Read the records below and copy each line that contains "structure".

══════

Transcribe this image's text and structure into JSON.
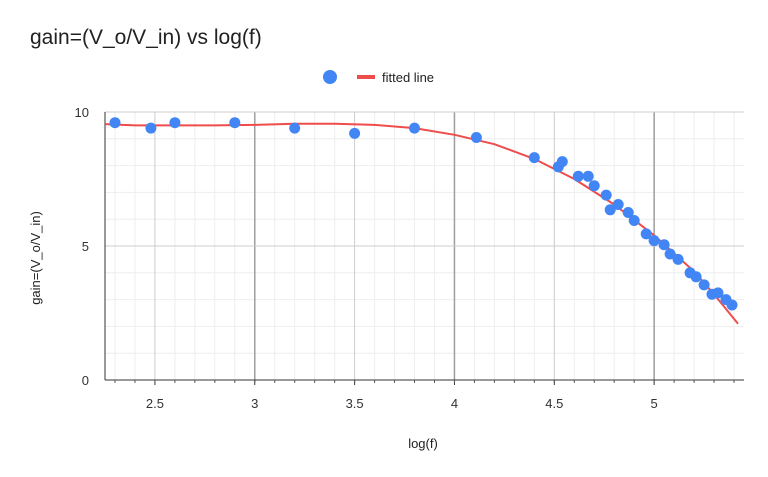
{
  "chart_data": {
    "type": "scatter",
    "title": "gain=(V_o/V_in) vs log(f)",
    "xlabel": "log(f)",
    "ylabel": "gain=(V_o/V_in)",
    "xlim": [
      2.25,
      5.45
    ],
    "ylim": [
      0,
      10
    ],
    "x_ticks": [
      2.5,
      3,
      3.5,
      4,
      4.5,
      5
    ],
    "x_tick_labels": [
      "2.5",
      "3",
      "3.5",
      "4",
      "4.5",
      "5"
    ],
    "y_ticks": [
      0,
      5,
      10
    ],
    "y_tick_labels": [
      "0",
      "5",
      "10"
    ],
    "grid": true,
    "legend_position": "top-center",
    "series": [
      {
        "kind": "points",
        "color": "#4285f4",
        "x": [
          2.3,
          2.48,
          2.6,
          2.9,
          3.2,
          3.5,
          3.8,
          4.11,
          4.4,
          4.52,
          4.54,
          4.62,
          4.67,
          4.7,
          4.76,
          4.78,
          4.82,
          4.87,
          4.9,
          4.96,
          5.0,
          5.05,
          5.08,
          5.12,
          5.18,
          5.21,
          5.25,
          5.29,
          5.32,
          5.36,
          5.39
        ],
        "y": [
          9.6,
          9.4,
          9.6,
          9.6,
          9.4,
          9.2,
          9.4,
          9.05,
          8.3,
          7.95,
          8.15,
          7.6,
          7.6,
          7.25,
          6.9,
          6.35,
          6.55,
          6.25,
          5.95,
          5.45,
          5.2,
          5.05,
          4.7,
          4.5,
          4.0,
          3.85,
          3.55,
          3.2,
          3.25,
          3.0,
          2.8
        ]
      },
      {
        "name": "fitted line",
        "kind": "line",
        "color": "#ef4c4c",
        "x": [
          2.25,
          2.4,
          2.6,
          2.8,
          3.0,
          3.2,
          3.4,
          3.6,
          3.8,
          4.0,
          4.2,
          4.4,
          4.6,
          4.8,
          5.0,
          5.2,
          5.3,
          5.42
        ],
        "y": [
          9.55,
          9.5,
          9.5,
          9.5,
          9.52,
          9.56,
          9.56,
          9.52,
          9.4,
          9.15,
          8.8,
          8.25,
          7.5,
          6.55,
          5.4,
          4.05,
          3.2,
          2.1
        ]
      }
    ]
  }
}
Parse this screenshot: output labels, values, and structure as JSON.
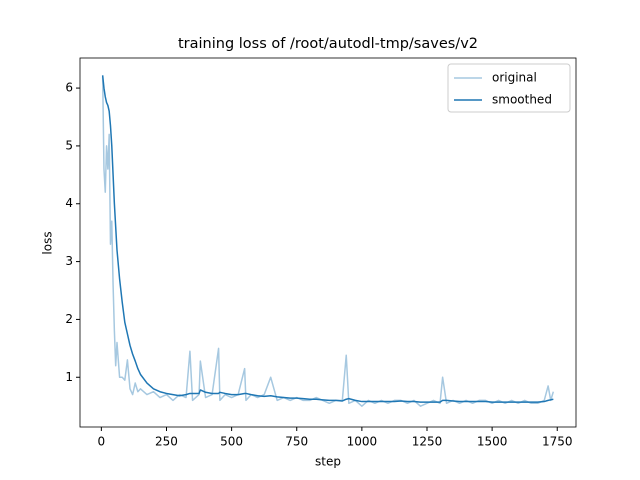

══════

_OUTPUT FOR THIS TASK_.
Transcribe this image's text and structure into JSON.
Parse this screenshot: output labels, values, and structure as JSON.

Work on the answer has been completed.